Written task:
Set down the material below word for word, excluding the pictures.

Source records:
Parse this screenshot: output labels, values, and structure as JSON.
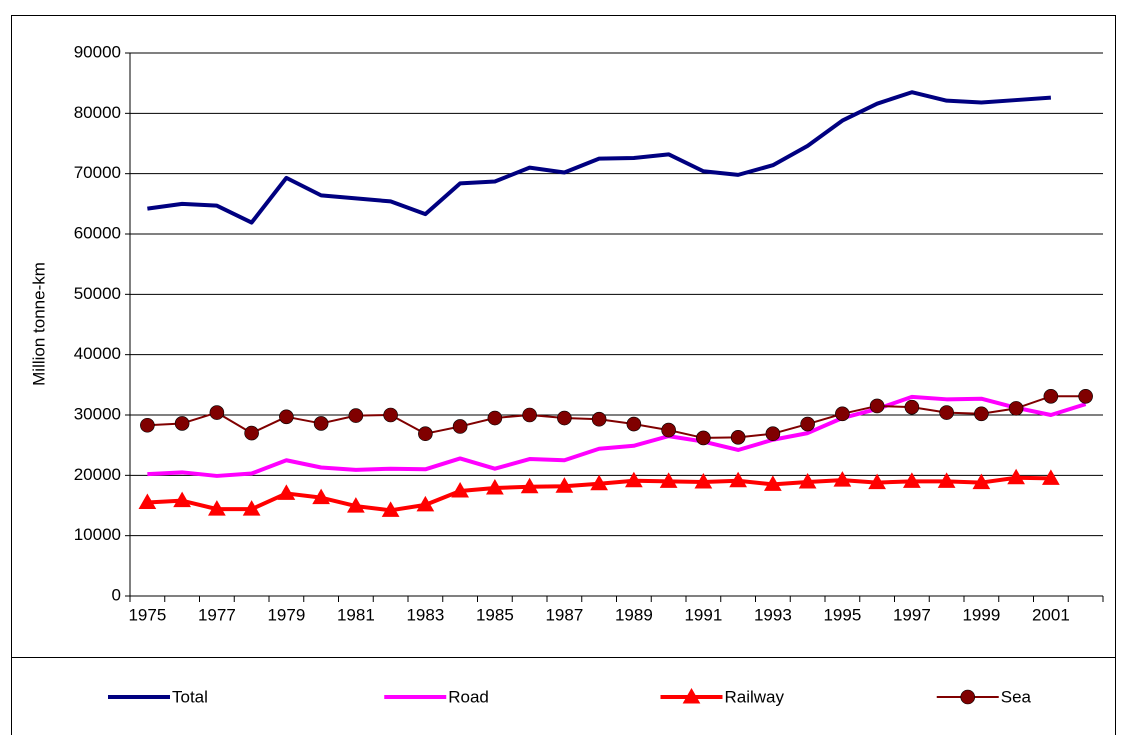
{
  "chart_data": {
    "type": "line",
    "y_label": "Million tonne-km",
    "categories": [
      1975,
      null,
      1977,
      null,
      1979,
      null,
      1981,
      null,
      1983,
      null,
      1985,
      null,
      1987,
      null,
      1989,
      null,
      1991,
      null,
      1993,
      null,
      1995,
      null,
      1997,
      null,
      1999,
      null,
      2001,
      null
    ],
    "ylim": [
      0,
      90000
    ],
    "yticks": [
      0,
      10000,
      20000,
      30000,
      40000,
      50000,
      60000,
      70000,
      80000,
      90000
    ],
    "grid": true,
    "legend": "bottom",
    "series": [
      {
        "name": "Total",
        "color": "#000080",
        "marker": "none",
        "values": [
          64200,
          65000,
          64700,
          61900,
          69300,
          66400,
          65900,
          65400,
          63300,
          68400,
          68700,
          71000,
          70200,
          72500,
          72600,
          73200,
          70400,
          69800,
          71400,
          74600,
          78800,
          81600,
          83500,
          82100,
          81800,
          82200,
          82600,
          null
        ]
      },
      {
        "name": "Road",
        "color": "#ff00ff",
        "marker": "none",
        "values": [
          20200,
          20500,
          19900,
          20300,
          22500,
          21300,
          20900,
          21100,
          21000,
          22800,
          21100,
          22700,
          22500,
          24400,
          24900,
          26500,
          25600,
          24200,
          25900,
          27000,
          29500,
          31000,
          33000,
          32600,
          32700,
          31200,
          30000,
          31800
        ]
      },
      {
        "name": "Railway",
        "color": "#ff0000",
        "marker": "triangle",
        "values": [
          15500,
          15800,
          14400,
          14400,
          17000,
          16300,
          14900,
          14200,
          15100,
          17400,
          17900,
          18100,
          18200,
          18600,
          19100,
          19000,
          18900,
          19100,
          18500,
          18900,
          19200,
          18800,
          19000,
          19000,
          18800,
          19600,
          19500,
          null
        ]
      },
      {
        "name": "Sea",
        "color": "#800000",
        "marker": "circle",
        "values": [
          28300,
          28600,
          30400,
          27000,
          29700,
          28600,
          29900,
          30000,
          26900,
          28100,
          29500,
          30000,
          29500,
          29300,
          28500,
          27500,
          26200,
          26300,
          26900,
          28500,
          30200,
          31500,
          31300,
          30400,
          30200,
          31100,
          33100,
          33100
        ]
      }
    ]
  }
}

Expected answer:
Parse this screenshot: output labels, values, and structure as JSON.
{
  "chart_data": {
    "type": "line",
    "y_label": "Million tonne-km",
    "categories": [
      1975,
      null,
      1977,
      null,
      1979,
      null,
      1981,
      null,
      1983,
      null,
      1985,
      null,
      1987,
      null,
      1989,
      null,
      1991,
      null,
      1993,
      null,
      1995,
      null,
      1997,
      null,
      1999,
      null,
      2001,
      null
    ],
    "ylim": [
      0,
      90000
    ],
    "yticks": [
      0,
      10000,
      20000,
      30000,
      40000,
      50000,
      60000,
      70000,
      80000,
      90000
    ],
    "grid": true,
    "legend": "bottom",
    "series": [
      {
        "name": "Total",
        "color": "#000080",
        "marker": "none",
        "values": [
          64200,
          65000,
          64700,
          61900,
          69300,
          66400,
          65900,
          65400,
          63300,
          68400,
          68700,
          71000,
          70200,
          72500,
          72600,
          73200,
          70400,
          69800,
          71400,
          74600,
          78800,
          81600,
          83500,
          82100,
          81800,
          82200,
          82600,
          null
        ]
      },
      {
        "name": "Road",
        "color": "#ff00ff",
        "marker": "none",
        "values": [
          20200,
          20500,
          19900,
          20300,
          22500,
          21300,
          20900,
          21100,
          21000,
          22800,
          21100,
          22700,
          22500,
          24400,
          24900,
          26500,
          25600,
          24200,
          25900,
          27000,
          29500,
          31000,
          33000,
          32600,
          32700,
          31200,
          30000,
          31800
        ]
      },
      {
        "name": "Railway",
        "color": "#ff0000",
        "marker": "triangle",
        "values": [
          15500,
          15800,
          14400,
          14400,
          17000,
          16300,
          14900,
          14200,
          15100,
          17400,
          17900,
          18100,
          18200,
          18600,
          19100,
          19000,
          18900,
          19100,
          18500,
          18900,
          19200,
          18800,
          19000,
          19000,
          18800,
          19600,
          19500,
          null
        ]
      },
      {
        "name": "Sea",
        "color": "#800000",
        "marker": "circle",
        "values": [
          28300,
          28600,
          30400,
          27000,
          29700,
          28600,
          29900,
          30000,
          26900,
          28100,
          29500,
          30000,
          29500,
          29300,
          28500,
          27500,
          26200,
          26300,
          26900,
          28500,
          30200,
          31500,
          31300,
          30400,
          30200,
          31100,
          33100,
          33100
        ]
      }
    ]
  }
}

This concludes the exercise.